Problem description
Exactly as they appear, output all of the entries.
■ ■ ■ ■
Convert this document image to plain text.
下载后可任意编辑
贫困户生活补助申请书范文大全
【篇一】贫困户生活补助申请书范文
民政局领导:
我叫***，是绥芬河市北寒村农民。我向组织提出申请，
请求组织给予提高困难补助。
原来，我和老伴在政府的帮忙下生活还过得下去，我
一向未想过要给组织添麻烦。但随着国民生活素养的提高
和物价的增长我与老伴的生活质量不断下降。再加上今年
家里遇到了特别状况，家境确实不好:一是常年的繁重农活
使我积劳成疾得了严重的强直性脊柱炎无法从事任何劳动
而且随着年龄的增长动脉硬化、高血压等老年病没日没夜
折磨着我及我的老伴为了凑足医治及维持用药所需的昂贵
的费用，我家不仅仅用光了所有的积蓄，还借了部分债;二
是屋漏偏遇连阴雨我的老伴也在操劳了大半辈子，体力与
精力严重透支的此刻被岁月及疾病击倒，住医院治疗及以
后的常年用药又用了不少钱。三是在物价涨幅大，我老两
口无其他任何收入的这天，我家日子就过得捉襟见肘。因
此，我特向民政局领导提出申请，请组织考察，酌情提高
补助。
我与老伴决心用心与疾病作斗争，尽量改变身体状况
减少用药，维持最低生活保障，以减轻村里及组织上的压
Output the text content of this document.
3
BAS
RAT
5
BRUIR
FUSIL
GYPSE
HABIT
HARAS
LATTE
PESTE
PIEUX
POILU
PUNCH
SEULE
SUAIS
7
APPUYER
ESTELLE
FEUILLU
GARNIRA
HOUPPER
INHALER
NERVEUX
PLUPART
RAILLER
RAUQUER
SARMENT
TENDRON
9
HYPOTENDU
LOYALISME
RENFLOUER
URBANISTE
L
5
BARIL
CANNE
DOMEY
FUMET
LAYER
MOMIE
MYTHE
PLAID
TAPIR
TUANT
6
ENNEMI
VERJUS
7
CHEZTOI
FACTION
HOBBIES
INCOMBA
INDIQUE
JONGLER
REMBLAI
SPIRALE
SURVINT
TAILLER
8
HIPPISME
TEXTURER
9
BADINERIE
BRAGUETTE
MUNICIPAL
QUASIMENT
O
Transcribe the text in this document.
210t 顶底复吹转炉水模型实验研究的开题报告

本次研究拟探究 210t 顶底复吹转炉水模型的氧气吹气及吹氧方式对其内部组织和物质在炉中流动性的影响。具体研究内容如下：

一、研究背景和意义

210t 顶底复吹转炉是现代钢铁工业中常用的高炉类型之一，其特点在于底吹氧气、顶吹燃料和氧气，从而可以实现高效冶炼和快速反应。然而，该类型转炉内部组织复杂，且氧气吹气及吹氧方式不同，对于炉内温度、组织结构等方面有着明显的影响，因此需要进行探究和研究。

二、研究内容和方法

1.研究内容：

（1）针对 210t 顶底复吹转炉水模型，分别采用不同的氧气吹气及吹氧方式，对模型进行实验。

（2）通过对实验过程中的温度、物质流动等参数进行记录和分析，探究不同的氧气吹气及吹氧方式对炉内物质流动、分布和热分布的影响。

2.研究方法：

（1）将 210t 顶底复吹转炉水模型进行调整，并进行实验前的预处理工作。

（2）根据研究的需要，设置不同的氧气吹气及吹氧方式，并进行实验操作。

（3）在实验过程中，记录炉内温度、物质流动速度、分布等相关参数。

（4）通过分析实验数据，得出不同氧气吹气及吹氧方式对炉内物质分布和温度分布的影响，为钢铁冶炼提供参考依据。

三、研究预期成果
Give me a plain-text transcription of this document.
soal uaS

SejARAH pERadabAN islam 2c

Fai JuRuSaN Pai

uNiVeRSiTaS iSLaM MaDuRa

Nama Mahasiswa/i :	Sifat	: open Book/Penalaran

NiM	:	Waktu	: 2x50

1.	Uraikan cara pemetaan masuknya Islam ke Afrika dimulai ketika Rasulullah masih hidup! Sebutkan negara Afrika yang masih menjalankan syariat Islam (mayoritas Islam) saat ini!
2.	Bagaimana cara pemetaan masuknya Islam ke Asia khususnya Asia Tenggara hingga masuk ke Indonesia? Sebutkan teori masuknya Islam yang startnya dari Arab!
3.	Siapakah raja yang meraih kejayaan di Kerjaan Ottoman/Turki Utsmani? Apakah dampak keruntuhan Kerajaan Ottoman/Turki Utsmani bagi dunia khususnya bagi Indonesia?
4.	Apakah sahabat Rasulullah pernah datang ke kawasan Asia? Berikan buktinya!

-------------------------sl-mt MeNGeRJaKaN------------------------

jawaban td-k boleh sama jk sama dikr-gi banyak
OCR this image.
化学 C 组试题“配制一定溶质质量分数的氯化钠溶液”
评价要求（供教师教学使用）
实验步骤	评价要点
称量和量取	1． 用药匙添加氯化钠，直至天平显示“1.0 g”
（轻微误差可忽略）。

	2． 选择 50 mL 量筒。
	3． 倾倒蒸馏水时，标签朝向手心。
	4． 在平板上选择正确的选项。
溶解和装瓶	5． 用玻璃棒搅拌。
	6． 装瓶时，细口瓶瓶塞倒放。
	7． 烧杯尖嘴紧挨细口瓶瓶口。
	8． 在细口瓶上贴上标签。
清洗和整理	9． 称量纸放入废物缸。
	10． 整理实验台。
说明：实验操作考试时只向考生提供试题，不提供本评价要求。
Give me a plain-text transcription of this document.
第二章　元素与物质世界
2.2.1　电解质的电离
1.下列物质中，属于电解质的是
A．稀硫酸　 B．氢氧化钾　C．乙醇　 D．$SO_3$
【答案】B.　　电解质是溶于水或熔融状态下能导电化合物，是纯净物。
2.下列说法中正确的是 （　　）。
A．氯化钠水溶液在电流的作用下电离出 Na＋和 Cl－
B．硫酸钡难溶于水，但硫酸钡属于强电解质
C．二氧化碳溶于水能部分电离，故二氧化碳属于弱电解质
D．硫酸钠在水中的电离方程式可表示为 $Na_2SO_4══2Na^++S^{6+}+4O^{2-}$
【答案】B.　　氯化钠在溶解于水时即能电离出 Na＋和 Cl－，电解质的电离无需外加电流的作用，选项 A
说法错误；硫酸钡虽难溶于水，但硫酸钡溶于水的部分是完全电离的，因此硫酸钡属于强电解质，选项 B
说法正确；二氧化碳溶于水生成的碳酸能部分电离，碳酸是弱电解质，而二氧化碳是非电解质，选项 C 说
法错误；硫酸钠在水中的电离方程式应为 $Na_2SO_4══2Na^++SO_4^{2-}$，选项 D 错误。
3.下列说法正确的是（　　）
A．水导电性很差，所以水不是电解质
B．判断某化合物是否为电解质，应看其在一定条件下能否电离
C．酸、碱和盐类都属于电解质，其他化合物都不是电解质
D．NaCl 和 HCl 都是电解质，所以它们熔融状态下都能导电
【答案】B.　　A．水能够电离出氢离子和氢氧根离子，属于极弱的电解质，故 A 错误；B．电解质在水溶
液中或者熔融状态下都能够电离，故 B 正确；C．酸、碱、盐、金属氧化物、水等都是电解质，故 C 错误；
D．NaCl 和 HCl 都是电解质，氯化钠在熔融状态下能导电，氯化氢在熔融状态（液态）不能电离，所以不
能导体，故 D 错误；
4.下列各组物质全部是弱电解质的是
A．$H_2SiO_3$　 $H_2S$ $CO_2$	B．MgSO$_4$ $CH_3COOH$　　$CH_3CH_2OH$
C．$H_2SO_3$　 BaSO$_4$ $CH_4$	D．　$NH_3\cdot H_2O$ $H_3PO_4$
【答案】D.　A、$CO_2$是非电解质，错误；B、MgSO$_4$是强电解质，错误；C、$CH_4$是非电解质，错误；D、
■ ■ ■ ■
The response
Convert this document image to plain text.
下载后可任意编辑
贫困户生活补助申请书范文大全
【篇一】贫困户生活补助申请书范文
民政局领导:
我叫***，是绥芬河市北寒村农民。我向组织提出申请，
请求组织给予提高困难补助。
原来，我和老伴在政府的帮忙下生活还过得下去，我
一向未想过要给组织添麻烦。但随着国民生活素养的提高
和物价的增长我与老伴的生活质量不断下降。再加上今年
家里遇到了特别状况，家境确实不好:一是常年的繁重农活
使我积劳成疾得了严重的强直性脊柱炎无法从事任何劳动
而且随着年龄的增长动脉硬化、高血压等老年病没日没夜
折磨着我及我的老伴为了凑足医治及维持用药所需的昂贵
的费用，我家不仅仅用光了所有的积蓄，还借了部分债;二
是屋漏偏遇连阴雨我的老伴也在操劳了大半辈子，体力与
精力严重透支的此刻被岁月及疾病击倒，住医院治疗及以
后的常年用药又用了不少钱。三是在物价涨幅大，我老两
口无其他任何收入的这天，我家日子就过得捉襟见肘。因
此，我特向民政局领导提出申请，请组织考察，酌情提高
补助。
我与老伴决心用心与疾病作斗争，尽量改变身体状况
减少用药，维持最低生活保障，以减轻村里及组织上的压
Output the text content of this document.
3
BAS
RAT
5
BRUIR
FUSIL
GYPSE
HABIT
HARAS
LATTE
PESTE
PIEUX
POILU
PUNCH
SEULE
SUAIS
7
APPUYER
ESTELLE
FEUILLU
GARNIRA
HOUPPER
INHALER
NERVEUX
PLUPART
RAILLER
RAUQUER
SARMENT
TENDRON
9
HYPOTENDU
LOYALISME
RENFLOUER
URBANISTE
L
5
BARIL
CANNE
DOMEY
FUMET
LAYER
MOMIE
MYTHE
PLAID
TAPIR
TUANT
6
ENNEMI
VERJUS
7
CHEZTOI
FACTION
HOBBIES
INCOMBA
INDIQUE
JONGLER
REMBLAI
SPIRALE
SURVINT
TAILLER
8
HIPPISME
TEXTURER
9
BADINERIE
BRAGUETTE
MUNICIPAL
QUASIMENT
O
Transcribe the text in this document.
210t 顶底复吹转炉水模型实验研究的开题报告

本次研究拟探究 210t 顶底复吹转炉水模型的氧气吹气及吹氧方式对其内部组织和物质在炉中流动性的影响。具体研究内容如下：

一、研究背景和意义

210t 顶底复吹转炉是现代钢铁工业中常用的高炉类型之一，其特点在于底吹氧气、顶吹燃料和氧气，从而可以实现高效冶炼和快速反应。然而，该类型转炉内部组织复杂，且氧气吹气及吹氧方式不同，对于炉内温度、组织结构等方面有着明显的影响，因此需要进行探究和研究。

二、研究内容和方法

1.研究内容：

（1）针对 210t 顶底复吹转炉水模型，分别采用不同的氧气吹气及吹氧方式，对模型进行实验。

（2）通过对实验过程中的温度、物质流动等参数进行记录和分析，探究不同的氧气吹气及吹氧方式对炉内物质流动、分布和热分布的影响。

2.研究方法：

（1）将 210t 顶底复吹转炉水模型进行调整，并进行实验前的预处理工作。

（2）根据研究的需要，设置不同的氧气吹气及吹氧方式，并进行实验操作。

（3）在实验过程中，记录炉内温度、物质流动速度、分布等相关参数。

（4）通过分析实验数据，得出不同氧气吹气及吹氧方式对炉内物质分布和温度分布的影响，为钢铁冶炼提供参考依据。

三、研究预期成果
Give me a plain-text transcription of this document.
soal uaS

SejARAH pERadabAN islam 2c

Fai JuRuSaN Pai

uNiVeRSiTaS iSLaM MaDuRa

Nama Mahasiswa/i :	Sifat	: open Book/Penalaran

NiM	:	Waktu	: 2x50

1.	Uraikan cara pemetaan masuknya Islam ke Afrika dimulai ketika Rasulullah masih hidup! Sebutkan negara Afrika yang masih menjalankan syariat Islam (mayoritas Islam) saat ini!
2.	Bagaimana cara pemetaan masuknya Islam ke Asia khususnya Asia Tenggara hingga masuk ke Indonesia? Sebutkan teori masuknya Islam yang startnya dari Arab!
3.	Siapakah raja yang meraih kejayaan di Kerjaan Ottoman/Turki Utsmani? Apakah dampak keruntuhan Kerajaan Ottoman/Turki Utsmani bagi dunia khususnya bagi Indonesia?
4.	Apakah sahabat Rasulullah pernah datang ke kawasan Asia? Berikan buktinya!

-------------------------sl-mt MeNGeRJaKaN------------------------

jawaban td-k boleh sama jk sama dikr-gi banyak
OCR this image.
化学 C 组试题“配制一定溶质质量分数的氯化钠溶液”
评价要求（供教师教学使用）
实验步骤	评价要点
称量和量取	1． 用药匙添加氯化钠，直至天平显示“1.0 g”
（轻微误差可忽略）。

	2． 选择 50 mL 量筒。
	3． 倾倒蒸馏水时，标签朝向手心。
	4． 在平板上选择正确的选项。
溶解和装瓶	5． 用玻璃棒搅拌。
	6． 装瓶时，细口瓶瓶塞倒放。
	7． 烧杯尖嘴紧挨细口瓶瓶口。
	8． 在细口瓶上贴上标签。
清洗和整理	9． 称量纸放入废物缸。
	10． 整理实验台。
说明：实验操作考试时只向考生提供试题，不提供本评价要求。
Give me a plain-text transcription of this document.
第二章　元素与物质世界
2.2.1　电解质的电离
1.下列物质中，属于电解质的是
A．稀硫酸　 B．氢氧化钾　C．乙醇　 D．$SO_3$
【答案】B.　　电解质是溶于水或熔融状态下能导电化合物，是纯净物。
2.下列说法中正确的是 （　　）。
A．氯化钠水溶液在电流的作用下电离出 Na＋和 Cl－
B．硫酸钡难溶于水，但硫酸钡属于强电解质
C．二氧化碳溶于水能部分电离，故二氧化碳属于弱电解质
D．硫酸钠在水中的电离方程式可表示为 $Na_2SO_4══2Na^++S^{6+}+4O^{2-}$
【答案】B.　　氯化钠在溶解于水时即能电离出 Na＋和 Cl－，电解质的电离无需外加电流的作用，选项 A
说法错误；硫酸钡虽难溶于水，但硫酸钡溶于水的部分是完全电离的，因此硫酸钡属于强电解质，选项 B
说法正确；二氧化碳溶于水生成的碳酸能部分电离，碳酸是弱电解质，而二氧化碳是非电解质，选项 C 说
法错误；硫酸钠在水中的电离方程式应为 $Na_2SO_4══2Na^++SO_4^{2-}$，选项 D 错误。
3.下列说法正确的是（　　）
A．水导电性很差，所以水不是电解质
B．判断某化合物是否为电解质，应看其在一定条件下能否电离
C．酸、碱和盐类都属于电解质，其他化合物都不是电解质
D．NaCl 和 HCl 都是电解质，所以它们熔融状态下都能导电
【答案】B.　　A．水能够电离出氢离子和氢氧根离子，属于极弱的电解质，故 A 错误；B．电解质在水溶
液中或者熔融状态下都能够电离，故 B 正确；C．酸、碱、盐、金属氧化物、水等都是电解质，故 C 错误；
D．NaCl 和 HCl 都是电解质，氯化钠在熔融状态下能导电，氯化氢在熔融状态（液态）不能电离，所以不
能导体，故 D 错误；
4.下列各组物质全部是弱电解质的是
A．$H_2SiO_3$　 $H_2S$ $CO_2$	B．MgSO$_4$ $CH_3COOH$　　$CH_3CH_2OH$
C．$H_2SO_3$　 BaSO$_4$ $CH_4$	D．　$NH_3\cdot H_2O$ $H_3PO_4$
【答案】D.　A、$CO_2$是非电解质，错误；B、MgSO$_4$是强电解质，错误；C、$CH_4$是非电解质，错误；D、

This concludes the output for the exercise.